Records:
BEGIN

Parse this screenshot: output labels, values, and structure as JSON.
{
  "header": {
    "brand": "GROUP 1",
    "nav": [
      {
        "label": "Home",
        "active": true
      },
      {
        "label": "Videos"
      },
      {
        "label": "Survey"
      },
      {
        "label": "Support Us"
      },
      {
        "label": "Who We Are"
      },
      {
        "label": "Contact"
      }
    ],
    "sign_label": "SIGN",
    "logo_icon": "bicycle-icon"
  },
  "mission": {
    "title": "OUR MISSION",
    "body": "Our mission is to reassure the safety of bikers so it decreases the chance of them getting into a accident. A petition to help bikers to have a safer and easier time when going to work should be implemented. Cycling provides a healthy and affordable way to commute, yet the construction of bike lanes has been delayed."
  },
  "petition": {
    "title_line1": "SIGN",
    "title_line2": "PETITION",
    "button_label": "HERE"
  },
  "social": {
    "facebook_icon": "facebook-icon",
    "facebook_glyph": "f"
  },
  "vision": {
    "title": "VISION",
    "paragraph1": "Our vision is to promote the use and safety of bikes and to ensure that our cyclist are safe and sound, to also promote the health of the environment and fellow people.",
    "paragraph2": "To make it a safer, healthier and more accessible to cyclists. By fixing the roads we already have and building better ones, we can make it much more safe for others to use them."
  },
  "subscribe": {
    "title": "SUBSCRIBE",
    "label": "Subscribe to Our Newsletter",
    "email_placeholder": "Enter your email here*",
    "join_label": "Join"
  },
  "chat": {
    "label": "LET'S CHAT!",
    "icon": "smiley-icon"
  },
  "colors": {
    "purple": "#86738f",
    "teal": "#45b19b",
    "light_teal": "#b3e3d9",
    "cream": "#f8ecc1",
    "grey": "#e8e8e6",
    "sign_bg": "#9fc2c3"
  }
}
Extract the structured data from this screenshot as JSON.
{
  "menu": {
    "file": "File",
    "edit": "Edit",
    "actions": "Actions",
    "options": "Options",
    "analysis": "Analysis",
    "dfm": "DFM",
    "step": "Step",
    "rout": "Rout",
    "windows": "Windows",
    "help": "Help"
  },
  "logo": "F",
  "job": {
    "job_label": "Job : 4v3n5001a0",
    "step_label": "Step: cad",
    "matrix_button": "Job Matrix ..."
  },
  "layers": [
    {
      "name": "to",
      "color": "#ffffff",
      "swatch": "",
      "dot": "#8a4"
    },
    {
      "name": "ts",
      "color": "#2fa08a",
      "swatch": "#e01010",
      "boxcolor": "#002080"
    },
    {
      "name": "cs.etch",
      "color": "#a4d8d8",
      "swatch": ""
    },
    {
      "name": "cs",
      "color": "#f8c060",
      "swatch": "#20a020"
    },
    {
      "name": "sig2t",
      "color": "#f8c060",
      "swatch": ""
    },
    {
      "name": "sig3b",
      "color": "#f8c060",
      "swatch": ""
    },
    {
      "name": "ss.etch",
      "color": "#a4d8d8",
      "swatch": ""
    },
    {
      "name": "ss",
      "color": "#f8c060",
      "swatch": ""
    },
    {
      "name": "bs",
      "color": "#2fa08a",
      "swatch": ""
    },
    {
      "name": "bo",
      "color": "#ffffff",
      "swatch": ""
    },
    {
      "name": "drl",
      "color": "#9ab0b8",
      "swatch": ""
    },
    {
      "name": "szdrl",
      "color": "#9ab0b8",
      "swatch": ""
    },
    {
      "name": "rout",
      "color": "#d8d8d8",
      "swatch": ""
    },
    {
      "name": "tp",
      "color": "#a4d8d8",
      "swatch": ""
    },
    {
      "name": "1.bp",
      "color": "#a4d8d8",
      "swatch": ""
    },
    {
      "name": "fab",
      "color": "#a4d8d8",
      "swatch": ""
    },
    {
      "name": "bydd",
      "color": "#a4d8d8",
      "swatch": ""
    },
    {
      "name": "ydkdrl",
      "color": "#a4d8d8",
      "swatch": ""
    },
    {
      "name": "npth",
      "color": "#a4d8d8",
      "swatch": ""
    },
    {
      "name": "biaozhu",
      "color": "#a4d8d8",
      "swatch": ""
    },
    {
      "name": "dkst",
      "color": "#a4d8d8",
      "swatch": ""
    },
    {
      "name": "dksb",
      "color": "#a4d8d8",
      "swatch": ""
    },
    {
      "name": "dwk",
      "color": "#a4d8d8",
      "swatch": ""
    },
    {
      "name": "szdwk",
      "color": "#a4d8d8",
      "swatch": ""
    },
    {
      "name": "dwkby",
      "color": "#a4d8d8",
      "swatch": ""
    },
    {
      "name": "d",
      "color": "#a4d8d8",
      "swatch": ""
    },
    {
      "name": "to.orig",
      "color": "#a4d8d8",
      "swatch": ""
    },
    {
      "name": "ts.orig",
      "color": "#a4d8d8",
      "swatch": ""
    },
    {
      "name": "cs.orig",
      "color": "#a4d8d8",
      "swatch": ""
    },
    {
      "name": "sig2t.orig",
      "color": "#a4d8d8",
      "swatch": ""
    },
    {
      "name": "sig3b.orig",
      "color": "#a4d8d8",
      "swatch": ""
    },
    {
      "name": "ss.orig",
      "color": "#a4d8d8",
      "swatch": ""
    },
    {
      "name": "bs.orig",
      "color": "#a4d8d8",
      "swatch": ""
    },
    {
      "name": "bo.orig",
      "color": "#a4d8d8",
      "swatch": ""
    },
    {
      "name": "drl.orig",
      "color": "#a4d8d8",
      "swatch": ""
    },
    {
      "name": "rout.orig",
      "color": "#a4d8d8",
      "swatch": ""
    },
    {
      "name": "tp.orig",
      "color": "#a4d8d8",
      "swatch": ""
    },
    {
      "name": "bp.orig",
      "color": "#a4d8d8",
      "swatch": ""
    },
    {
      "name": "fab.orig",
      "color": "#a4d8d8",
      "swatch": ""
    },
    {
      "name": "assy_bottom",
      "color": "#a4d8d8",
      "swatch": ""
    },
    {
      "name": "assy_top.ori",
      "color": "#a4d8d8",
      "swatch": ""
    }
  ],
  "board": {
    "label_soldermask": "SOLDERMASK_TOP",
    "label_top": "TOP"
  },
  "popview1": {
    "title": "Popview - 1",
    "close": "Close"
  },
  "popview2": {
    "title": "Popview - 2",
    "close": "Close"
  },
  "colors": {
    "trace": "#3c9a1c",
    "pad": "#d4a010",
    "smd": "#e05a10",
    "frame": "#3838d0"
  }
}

END

Given problem: Copy out each record from above, exactly.

Completed task:
Parse this screenshot: output labels, values, and structure as JSON.
{
  "header": {
    "brand": "GROUP 1",
    "nav": [
      {
        "label": "Home",
        "active": true
      },
      {
        "label": "Videos"
      },
      {
        "label": "Survey"
      },
      {
        "label": "Support Us"
      },
      {
        "label": "Who We Are"
      },
      {
        "label": "Contact"
      }
    ],
    "sign_label": "SIGN",
    "logo_icon": "bicycle-icon"
  },
  "mission": {
    "title": "OUR MISSION",
    "body": "Our mission is to reassure the safety of bikers so it decreases the chance of them getting into a accident. A petition to help bikers to have a safer and easier time when going to work should be implemented. Cycling provides a healthy and affordable way to commute, yet the construction of bike lanes has been delayed."
  },
  "petition": {
    "title_line1": "SIGN",
    "title_line2": "PETITION",
    "button_label": "HERE"
  },
  "social": {
    "facebook_icon": "facebook-icon",
    "facebook_glyph": "f"
  },
  "vision": {
    "title": "VISION",
    "paragraph1": "Our vision is to promote the use and safety of bikes and to ensure that our cyclist are safe and sound, to also promote the health of the environment and fellow people.",
    "paragraph2": "To make it a safer, healthier and more accessible to cyclists. By fixing the roads we already have and building better ones, we can make it much more safe for others to use them."
  },
  "subscribe": {
    "title": "SUBSCRIBE",
    "label": "Subscribe to Our Newsletter",
    "email_placeholder": "Enter your email here*",
    "join_label": "Join"
  },
  "chat": {
    "label": "LET'S CHAT!",
    "icon": "smiley-icon"
  },
  "colors": {
    "purple": "#86738f",
    "teal": "#45b19b",
    "light_teal": "#b3e3d9",
    "cream": "#f8ecc1",
    "grey": "#e8e8e6",
    "sign_bg": "#9fc2c3"
  }
}
Extract the structured data from this screenshot as JSON.
{
  "menu": {
    "file": "File",
    "edit": "Edit",
    "actions": "Actions",
    "options": "Options",
    "analysis": "Analysis",
    "dfm": "DFM",
    "step": "Step",
    "rout": "Rout",
    "windows": "Windows",
    "help": "Help"
  },
  "logo": "F",
  "job": {
    "job_label": "Job : 4v3n5001a0",
    "step_label": "Step: cad",
    "matrix_button": "Job Matrix ..."
  },
  "layers": [
    {
      "name": "to",
      "color": "#ffffff",
      "swatch": "",
      "dot": "#8a4"
    },
    {
      "name": "ts",
      "color": "#2fa08a",
      "swatch": "#e01010",
      "boxcolor": "#002080"
    },
    {
      "name": "cs.etch",
      "color": "#a4d8d8",
      "swatch": ""
    },
    {
      "name": "cs",
      "color": "#f8c060",
      "swatch": "#20a020"
    },
    {
      "name": "sig2t",
      "color": "#f8c060",
      "swatch": ""
    },
    {
      "name": "sig3b",
      "color": "#f8c060",
      "swatch": ""
    },
    {
      "name": "ss.etch",
      "color": "#a4d8d8",
      "swatch": ""
    },
    {
      "name": "ss",
      "color": "#f8c060",
      "swatch": ""
    },
    {
      "name": "bs",
      "color": "#2fa08a",
      "swatch": ""
    },
    {
      "name": "bo",
      "color": "#ffffff",
      "swatch": ""
    },
    {
      "name": "drl",
      "color": "#9ab0b8",
      "swatch": ""
    },
    {
      "name": "szdrl",
      "color": "#9ab0b8",
      "swatch": ""
    },
    {
      "name": "rout",
      "color": "#d8d8d8",
      "swatch": ""
    },
    {
      "name": "tp",
      "color": "#a4d8d8",
      "swatch": ""
    },
    {
      "name": "1.bp",
      "color": "#a4d8d8",
      "swatch": ""
    },
    {
      "name": "fab",
      "color": "#a4d8d8",
      "swatch": ""
    },
    {
      "name": "bydd",
      "color": "#a4d8d8",
      "swatch": ""
    },
    {
      "name": "ydkdrl",
      "color": "#a4d8d8",
      "swatch": ""
    },
    {
      "name": "npth",
      "color": "#a4d8d8",
      "swatch": ""
    },
    {
      "name": "biaozhu",
      "color": "#a4d8d8",
      "swatch": ""
    },
    {
      "name": "dkst",
      "color": "#a4d8d8",
      "swatch": ""
    },
    {
      "name": "dksb",
      "color": "#a4d8d8",
      "swatch": ""
    },
    {
      "name": "dwk",
      "color": "#a4d8d8",
      "swatch": ""
    },
    {
      "name": "szdwk",
      "color": "#a4d8d8",
      "swatch": ""
    },
    {
      "name": "dwkby",
      "color": "#a4d8d8",
      "swatch": ""
    },
    {
      "name": "d",
      "color": "#a4d8d8",
      "swatch": ""
    },
    {
      "name": "to.orig",
      "color": "#a4d8d8",
      "swatch": ""
    },
    {
      "name": "ts.orig",
      "color": "#a4d8d8",
      "swatch": ""
    },
    {
      "name": "cs.orig",
      "color": "#a4d8d8",
      "swatch": ""
    },
    {
      "name": "sig2t.orig",
      "color": "#a4d8d8",
      "swatch": ""
    },
    {
      "name": "sig3b.orig",
      "color": "#a4d8d8",
      "swatch": ""
    },
    {
      "name": "ss.orig",
      "color": "#a4d8d8",
      "swatch": ""
    },
    {
      "name": "bs.orig",
      "color": "#a4d8d8",
      "swatch": ""
    },
    {
      "name": "bo.orig",
      "color": "#a4d8d8",
      "swatch": ""
    },
    {
      "name": "drl.orig",
      "color": "#a4d8d8",
      "swatch": ""
    },
    {
      "name": "rout.orig",
      "color": "#a4d8d8",
      "swatch": ""
    },
    {
      "name": "tp.orig",
      "color": "#a4d8d8",
      "swatch": ""
    },
    {
      "name": "bp.orig",
      "color": "#a4d8d8",
      "swatch": ""
    },
    {
      "name": "fab.orig",
      "color": "#a4d8d8",
      "swatch": ""
    },
    {
      "name": "assy_bottom",
      "color": "#a4d8d8",
      "swatch": ""
    },
    {
      "name": "assy_top.ori",
      "color": "#a4d8d8",
      "swatch": ""
    }
  ],
  "board": {
    "label_soldermask": "SOLDERMASK_TOP",
    "label_top": "TOP"
  },
  "popview1": {
    "title": "Popview - 1",
    "close": "Close"
  },
  "popview2": {
    "title": "Popview - 2",
    "close": "Close"
  },
  "colors": {
    "trace": "#3c9a1c",
    "pad": "#d4a010",
    "smd": "#e05a10",
    "frame": "#3838d0"
  }
}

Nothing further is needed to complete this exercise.